**Exercise instructions**. Only a number is wanted: how many lines of the entries include the string "that"?

**Dataset records**.
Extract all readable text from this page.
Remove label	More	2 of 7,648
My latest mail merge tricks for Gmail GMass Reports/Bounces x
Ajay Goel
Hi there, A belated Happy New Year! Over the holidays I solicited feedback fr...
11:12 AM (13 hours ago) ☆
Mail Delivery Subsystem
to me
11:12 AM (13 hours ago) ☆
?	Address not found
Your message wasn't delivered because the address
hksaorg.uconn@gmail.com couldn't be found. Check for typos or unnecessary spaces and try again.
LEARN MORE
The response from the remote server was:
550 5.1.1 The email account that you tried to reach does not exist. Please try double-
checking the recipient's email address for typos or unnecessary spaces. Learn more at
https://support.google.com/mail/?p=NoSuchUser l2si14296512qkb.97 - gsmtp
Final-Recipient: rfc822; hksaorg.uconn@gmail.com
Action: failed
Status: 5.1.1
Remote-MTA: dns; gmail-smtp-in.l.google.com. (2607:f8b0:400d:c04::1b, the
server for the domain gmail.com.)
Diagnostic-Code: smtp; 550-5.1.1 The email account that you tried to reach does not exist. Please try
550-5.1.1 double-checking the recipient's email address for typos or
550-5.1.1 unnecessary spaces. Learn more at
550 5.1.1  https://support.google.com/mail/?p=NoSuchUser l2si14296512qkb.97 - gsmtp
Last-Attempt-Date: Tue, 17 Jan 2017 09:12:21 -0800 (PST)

**Result of this task**. 2